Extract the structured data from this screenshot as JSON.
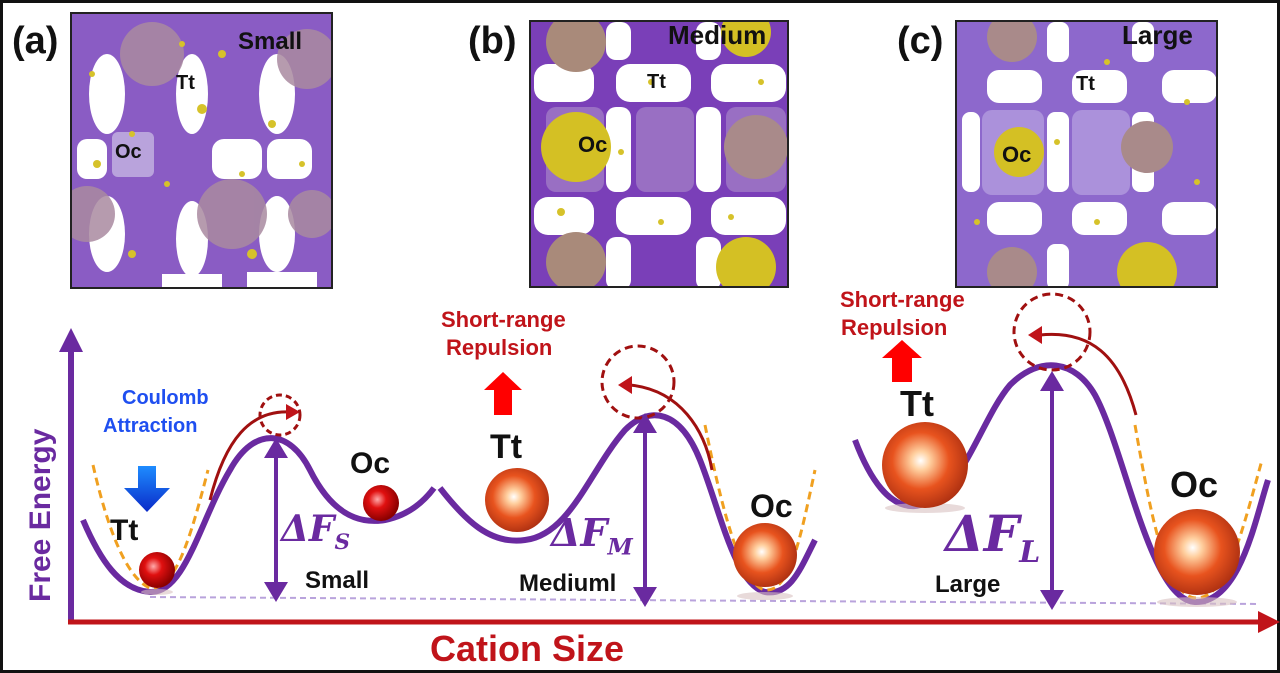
{
  "panels": [
    {
      "letter": "(a)",
      "size": "Small",
      "tt": "Tt",
      "oc": "Oc"
    },
    {
      "letter": "(b)",
      "size": "Medium",
      "tt": "Tt",
      "oc": "Oc"
    },
    {
      "letter": "(c)",
      "size": "Large",
      "tt": "Tt",
      "oc": "Oc"
    }
  ],
  "energy": {
    "coulomb": [
      "Coulomb",
      "Attraction"
    ],
    "short_range_1": [
      "Short-range",
      "Repulsion"
    ],
    "short_range_2": [
      "Short-range",
      "Repulsion"
    ],
    "tt": "Tt",
    "oc": "Oc",
    "delta_symbol": "ΔF",
    "delta_subs": [
      "S",
      "M",
      "L"
    ],
    "well_labels": [
      "Small",
      "Mediuml",
      "Large"
    ]
  },
  "axes": {
    "xlabel": "Cation Size",
    "ylabel": "Free Energy"
  },
  "colors": {
    "purple": "#6a2aa0",
    "red": "#c0141a",
    "orange_dash": "#f0a020",
    "blue": "#1f4ff0"
  }
}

----

**Given problem**
From the data above, write out everything exactly except the pictures.

**Reply**
Extract the structured data from this screenshot as JSON.
{
  "panels": [
    {
      "letter": "(a)",
      "size": "Small",
      "tt": "Tt",
      "oc": "Oc"
    },
    {
      "letter": "(b)",
      "size": "Medium",
      "tt": "Tt",
      "oc": "Oc"
    },
    {
      "letter": "(c)",
      "size": "Large",
      "tt": "Tt",
      "oc": "Oc"
    }
  ],
  "energy": {
    "coulomb": [
      "Coulomb",
      "Attraction"
    ],
    "short_range_1": [
      "Short-range",
      "Repulsion"
    ],
    "short_range_2": [
      "Short-range",
      "Repulsion"
    ],
    "tt": "Tt",
    "oc": "Oc",
    "delta_symbol": "ΔF",
    "delta_subs": [
      "S",
      "M",
      "L"
    ],
    "well_labels": [
      "Small",
      "Mediuml",
      "Large"
    ]
  },
  "axes": {
    "xlabel": "Cation Size",
    "ylabel": "Free Energy"
  },
  "colors": {
    "purple": "#6a2aa0",
    "red": "#c0141a",
    "orange_dash": "#f0a020",
    "blue": "#1f4ff0"
  }
}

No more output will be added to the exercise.